▸ **Exercise directions**
Reproduce every one of the lines below verbatim, leaving out the pictures.

[Begin Data excerpts]

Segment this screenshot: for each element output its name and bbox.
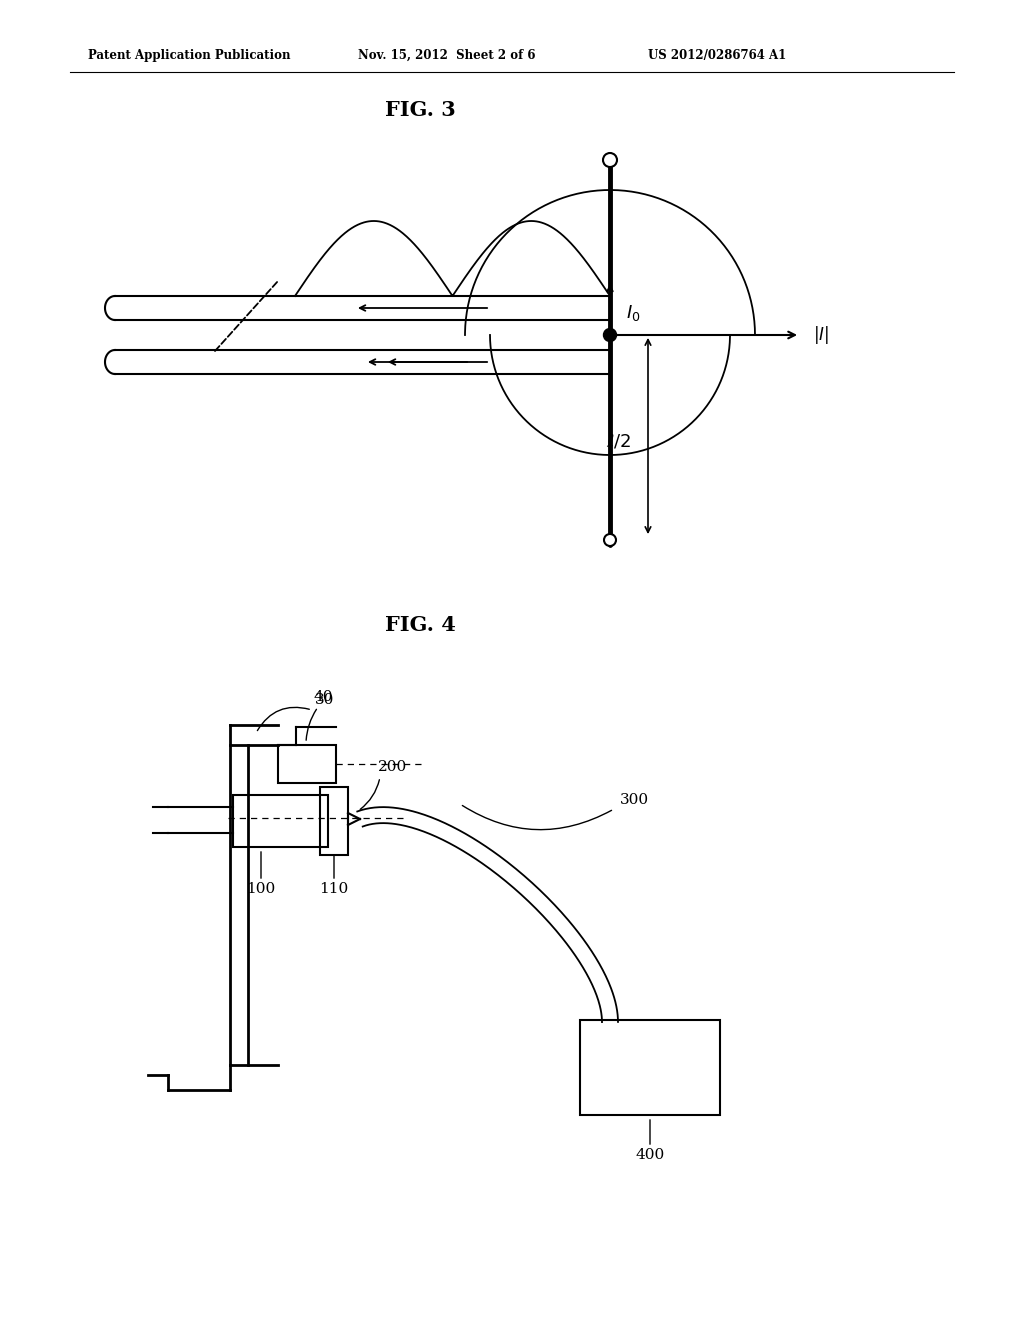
Text: 400: 400	[635, 1148, 665, 1162]
Text: FIG. 4: FIG. 4	[385, 615, 456, 635]
Bar	[278, 744, 336, 783]
Text: $I_0$: $I_0$	[626, 304, 640, 323]
Circle shape	[603, 153, 617, 168]
Circle shape	[603, 329, 616, 342]
Text: 110: 110	[319, 882, 348, 896]
Text: Patent Application Publication: Patent Application Publication	[88, 49, 291, 62]
Text: 100: 100	[247, 882, 275, 896]
Bar	[233, 795, 328, 847]
Bar	[580, 1020, 720, 1115]
Text: Nov. 15, 2012  Sheet 2 of 6: Nov. 15, 2012 Sheet 2 of 6	[358, 49, 536, 62]
Bar	[319, 787, 348, 855]
Text: 40: 40	[313, 690, 333, 704]
Circle shape	[604, 535, 616, 546]
Text: FIG. 3: FIG. 3	[385, 100, 456, 120]
Text: US 2012/0286764 A1: US 2012/0286764 A1	[648, 49, 786, 62]
Text: $|I|$: $|I|$	[813, 323, 829, 346]
Text: 30: 30	[315, 693, 335, 708]
Text: 200: 200	[379, 760, 408, 774]
Text: 300: 300	[620, 793, 649, 807]
Text: $\ell/2$: $\ell/2$	[605, 432, 631, 450]
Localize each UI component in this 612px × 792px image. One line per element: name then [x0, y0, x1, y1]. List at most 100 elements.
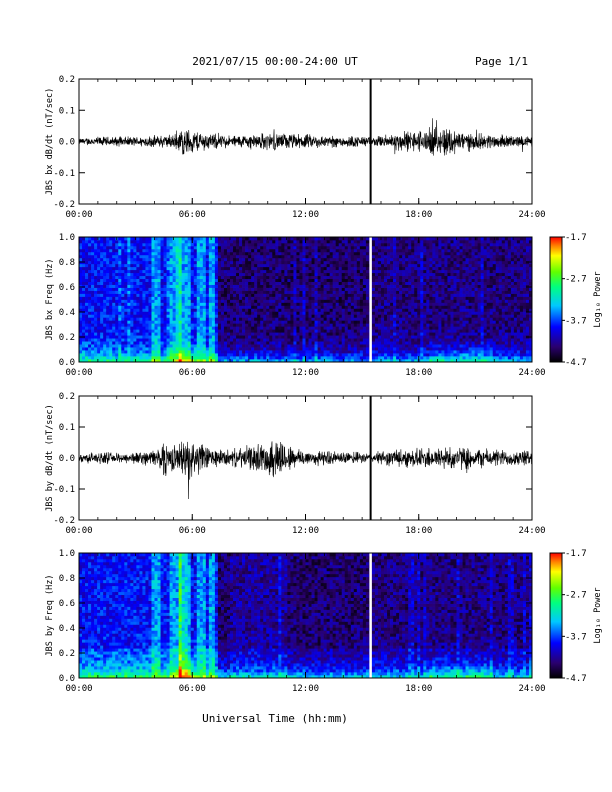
- spectrogram-cell: [103, 260, 107, 265]
- spectrogram-cell: [269, 293, 273, 297]
- spectrogram-cell: [344, 281, 349, 285]
- spectrogram-cell: [217, 347, 222, 351]
- spectrogram-cell: [387, 248, 391, 253]
- spectrogram-cell: [148, 332, 152, 336]
- spectrogram-cell: [193, 356, 198, 360]
- spectrogram-cell: [402, 317, 406, 321]
- spectrogram-cell: [257, 278, 261, 282]
- spectrogram-cell: [217, 269, 222, 274]
- spectrogram-cell: [323, 248, 327, 253]
- spectrogram-cell: [296, 296, 300, 300]
- spectrogram-cell: [145, 269, 149, 274]
- spectrogram-cell: [103, 296, 107, 300]
- spectrogram-cell: [230, 293, 234, 297]
- spectrogram-cell: [103, 335, 107, 339]
- spectrogram-cell: [226, 335, 231, 339]
- spectrogram-cell: [187, 359, 192, 363]
- spectrogram-cell: [178, 332, 183, 336]
- spectrogram-cell: [263, 290, 267, 294]
- spectrogram-cell: [148, 344, 152, 348]
- spectrogram-cell: [332, 323, 337, 327]
- spectrogram-cell: [417, 305, 421, 309]
- spectrogram-cell: [217, 305, 222, 309]
- spectrogram-cell: [299, 263, 303, 268]
- spectrogram-cell: [124, 237, 128, 241]
- spectrogram-cell: [157, 269, 161, 274]
- spectrogram-cell: [133, 335, 137, 339]
- spectrogram-cell: [100, 245, 104, 250]
- spectrogram-cell: [223, 296, 228, 300]
- spectrogram-cell: [305, 296, 309, 300]
- spectrogram-cell: [139, 335, 143, 339]
- spectrogram-cell: [133, 317, 137, 321]
- spectrogram-cell: [254, 269, 258, 274]
- spectrogram-cell: [230, 359, 234, 363]
- spectrogram-cell: [317, 311, 321, 315]
- spectrogram-cell: [109, 254, 113, 259]
- spectrogram-cell: [417, 299, 421, 303]
- spectrogram-cell: [353, 344, 358, 348]
- spectrogram-cell: [94, 347, 98, 351]
- spectrogram-cell: [211, 314, 216, 318]
- spectrogram-cell: [266, 269, 270, 274]
- spectrogram-cell: [341, 344, 346, 348]
- spectrogram-cell: [172, 275, 176, 280]
- spectrogram-cell: [208, 281, 213, 285]
- spectrogram-cell: [220, 341, 225, 345]
- spectrogram-cell: [151, 266, 155, 271]
- spectrogram-cell: [381, 296, 385, 300]
- spectrogram-cell: [136, 296, 140, 300]
- spectrogram-cell: [217, 260, 222, 265]
- spectrogram-cell: [314, 242, 318, 247]
- spectrogram-cell: [199, 344, 204, 348]
- spectrogram-cell: [133, 302, 137, 306]
- spectrogram-cell: [408, 311, 412, 315]
- spectrogram-cell: [266, 263, 270, 268]
- spectrogram-cell: [233, 353, 237, 357]
- spectrogram-cell: [293, 237, 297, 241]
- spectrogram-cell: [308, 314, 312, 318]
- spectrogram-cell: [166, 353, 170, 357]
- spectrogram-cell: [278, 251, 282, 256]
- spectrogram-cell: [420, 251, 424, 256]
- spectrogram-cell: [260, 305, 264, 309]
- spectrogram-cell: [112, 308, 116, 312]
- spectrogram-cell: [88, 263, 92, 268]
- spectrogram-cell: [263, 335, 267, 339]
- spectrogram-cell: [181, 338, 186, 342]
- spectrogram-cell: [359, 263, 364, 268]
- spectrogram-cell: [387, 338, 391, 342]
- spectrogram-cell: [281, 239, 285, 244]
- spectrogram-cell: [381, 257, 385, 262]
- spectrogram-cell: [374, 302, 379, 306]
- spectrogram-cell: [100, 347, 104, 351]
- spectrogram-cell: [211, 353, 216, 357]
- spectrogram-cell: [305, 335, 309, 339]
- spectrogram-cell: [272, 350, 276, 354]
- spectrogram-cell: [371, 356, 376, 360]
- spectrogram-cell: [377, 332, 382, 336]
- spectrogram-cell: [211, 338, 216, 342]
- spectrogram-cell: [187, 284, 192, 288]
- spectrogram-cell: [106, 287, 110, 291]
- spectrogram-cell: [308, 278, 312, 282]
- spectrogram-cell: [408, 266, 412, 271]
- spectrogram-cell: [275, 323, 279, 327]
- spectrogram-cell: [323, 278, 327, 282]
- spectrogram-cell: [97, 299, 101, 303]
- spectrogram-cell: [136, 245, 140, 250]
- spectrogram-cell: [178, 314, 183, 318]
- spectrogram-cell: [402, 272, 406, 277]
- spectrogram-cell: [151, 323, 155, 327]
- spectrogram-cell: [208, 239, 213, 244]
- spectrogram-cell: [103, 239, 107, 244]
- spectrogram-cell: [145, 272, 149, 277]
- spectrogram-cell: [266, 326, 270, 330]
- spectrogram-cell: [254, 302, 258, 306]
- spectrogram-cell: [91, 245, 95, 250]
- spectrogram-cell: [374, 317, 379, 321]
- spectrogram-cell: [88, 353, 92, 357]
- spectrogram-cell: [127, 305, 131, 309]
- spectrogram-cell: [323, 275, 327, 280]
- spectrogram-cell: [217, 248, 222, 253]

[End Data excerpts]

▸ **Answer to this problem**
Segment this screenshot: for each element output its name and bbox.
Text: 400: 400	[635, 1148, 665, 1162]
Text: FIG. 4: FIG. 4	[385, 615, 456, 635]
Bar	[278, 744, 336, 783]
Text: $I_0$: $I_0$	[626, 304, 640, 323]
Circle shape	[603, 153, 617, 168]
Circle shape	[603, 329, 616, 342]
Text: 110: 110	[319, 882, 348, 896]
Text: Patent Application Publication: Patent Application Publication	[88, 49, 291, 62]
Text: 100: 100	[247, 882, 275, 896]
Bar	[233, 795, 328, 847]
Bar	[580, 1020, 720, 1115]
Text: Nov. 15, 2012  Sheet 2 of 6: Nov. 15, 2012 Sheet 2 of 6	[358, 49, 536, 62]
Bar	[319, 787, 348, 855]
Text: 40: 40	[313, 690, 333, 704]
Circle shape	[604, 535, 616, 546]
Text: FIG. 3: FIG. 3	[385, 100, 456, 120]
Text: US 2012/0286764 A1: US 2012/0286764 A1	[648, 49, 786, 62]
Text: $|I|$: $|I|$	[813, 323, 829, 346]
Text: 30: 30	[315, 693, 335, 708]
Text: 200: 200	[379, 760, 408, 774]
Text: 300: 300	[620, 793, 649, 807]
Text: $\ell/2$: $\ell/2$	[605, 432, 631, 450]
Localize each UI component in this 612px × 792px image. One line per element: name then [x0, y0, x1, y1]. List at most 100 elements.
- spectrogram-cell: [103, 260, 107, 265]
- spectrogram-cell: [269, 293, 273, 297]
- spectrogram-cell: [344, 281, 349, 285]
- spectrogram-cell: [217, 347, 222, 351]
- spectrogram-cell: [387, 248, 391, 253]
- spectrogram-cell: [148, 332, 152, 336]
- spectrogram-cell: [193, 356, 198, 360]
- spectrogram-cell: [402, 317, 406, 321]
- spectrogram-cell: [257, 278, 261, 282]
- spectrogram-cell: [217, 269, 222, 274]
- spectrogram-cell: [323, 248, 327, 253]
- spectrogram-cell: [296, 296, 300, 300]
- spectrogram-cell: [145, 269, 149, 274]
- spectrogram-cell: [103, 296, 107, 300]
- spectrogram-cell: [230, 293, 234, 297]
- spectrogram-cell: [103, 335, 107, 339]
- spectrogram-cell: [226, 335, 231, 339]
- spectrogram-cell: [187, 359, 192, 363]
- spectrogram-cell: [178, 332, 183, 336]
- spectrogram-cell: [263, 290, 267, 294]
- spectrogram-cell: [148, 344, 152, 348]
- spectrogram-cell: [332, 323, 337, 327]
- spectrogram-cell: [417, 305, 421, 309]
- spectrogram-cell: [217, 305, 222, 309]
- spectrogram-cell: [299, 263, 303, 268]
- spectrogram-cell: [124, 237, 128, 241]
- spectrogram-cell: [157, 269, 161, 274]
- spectrogram-cell: [133, 335, 137, 339]
- spectrogram-cell: [100, 245, 104, 250]
- spectrogram-cell: [223, 296, 228, 300]
- spectrogram-cell: [305, 296, 309, 300]
- spectrogram-cell: [139, 335, 143, 339]
- spectrogram-cell: [133, 317, 137, 321]
- spectrogram-cell: [254, 269, 258, 274]
- spectrogram-cell: [230, 359, 234, 363]
- spectrogram-cell: [317, 311, 321, 315]
- spectrogram-cell: [109, 254, 113, 259]
- spectrogram-cell: [417, 299, 421, 303]
- spectrogram-cell: [353, 344, 358, 348]
- spectrogram-cell: [94, 347, 98, 351]
- spectrogram-cell: [211, 314, 216, 318]
- spectrogram-cell: [266, 269, 270, 274]
- spectrogram-cell: [341, 344, 346, 348]
- spectrogram-cell: [172, 275, 176, 280]
- spectrogram-cell: [208, 281, 213, 285]
- spectrogram-cell: [220, 341, 225, 345]
- spectrogram-cell: [151, 266, 155, 271]
- spectrogram-cell: [381, 296, 385, 300]
- spectrogram-cell: [136, 296, 140, 300]
- spectrogram-cell: [217, 260, 222, 265]
- spectrogram-cell: [314, 242, 318, 247]
- spectrogram-cell: [199, 344, 204, 348]
- spectrogram-cell: [133, 302, 137, 306]
- spectrogram-cell: [408, 311, 412, 315]
- spectrogram-cell: [266, 263, 270, 268]
- spectrogram-cell: [233, 353, 237, 357]
- spectrogram-cell: [293, 237, 297, 241]
- spectrogram-cell: [308, 314, 312, 318]
- spectrogram-cell: [166, 353, 170, 357]
- spectrogram-cell: [278, 251, 282, 256]
- spectrogram-cell: [420, 251, 424, 256]
- spectrogram-cell: [260, 305, 264, 309]
- spectrogram-cell: [112, 308, 116, 312]
- spectrogram-cell: [88, 263, 92, 268]
- spectrogram-cell: [263, 335, 267, 339]
- spectrogram-cell: [181, 338, 186, 342]
- spectrogram-cell: [359, 263, 364, 268]
- spectrogram-cell: [387, 338, 391, 342]
- spectrogram-cell: [281, 239, 285, 244]
- spectrogram-cell: [381, 257, 385, 262]
- spectrogram-cell: [374, 302, 379, 306]
- spectrogram-cell: [100, 347, 104, 351]
- spectrogram-cell: [211, 353, 216, 357]
- spectrogram-cell: [305, 335, 309, 339]
- spectrogram-cell: [272, 350, 276, 354]
- spectrogram-cell: [371, 356, 376, 360]
- spectrogram-cell: [377, 332, 382, 336]
- spectrogram-cell: [211, 338, 216, 342]
- spectrogram-cell: [187, 284, 192, 288]
- spectrogram-cell: [106, 287, 110, 291]
- spectrogram-cell: [308, 278, 312, 282]
- spectrogram-cell: [408, 266, 412, 271]
- spectrogram-cell: [275, 323, 279, 327]
- spectrogram-cell: [323, 278, 327, 282]
- spectrogram-cell: [97, 299, 101, 303]
- spectrogram-cell: [136, 245, 140, 250]
- spectrogram-cell: [178, 314, 183, 318]
- spectrogram-cell: [402, 272, 406, 277]
- spectrogram-cell: [151, 323, 155, 327]
- spectrogram-cell: [208, 239, 213, 244]
- spectrogram-cell: [103, 239, 107, 244]
- spectrogram-cell: [145, 272, 149, 277]
- spectrogram-cell: [266, 326, 270, 330]
- spectrogram-cell: [254, 302, 258, 306]
- spectrogram-cell: [91, 245, 95, 250]
- spectrogram-cell: [374, 317, 379, 321]
- spectrogram-cell: [88, 353, 92, 357]
- spectrogram-cell: [127, 305, 131, 309]
- spectrogram-cell: [323, 275, 327, 280]
- spectrogram-cell: [217, 248, 222, 253]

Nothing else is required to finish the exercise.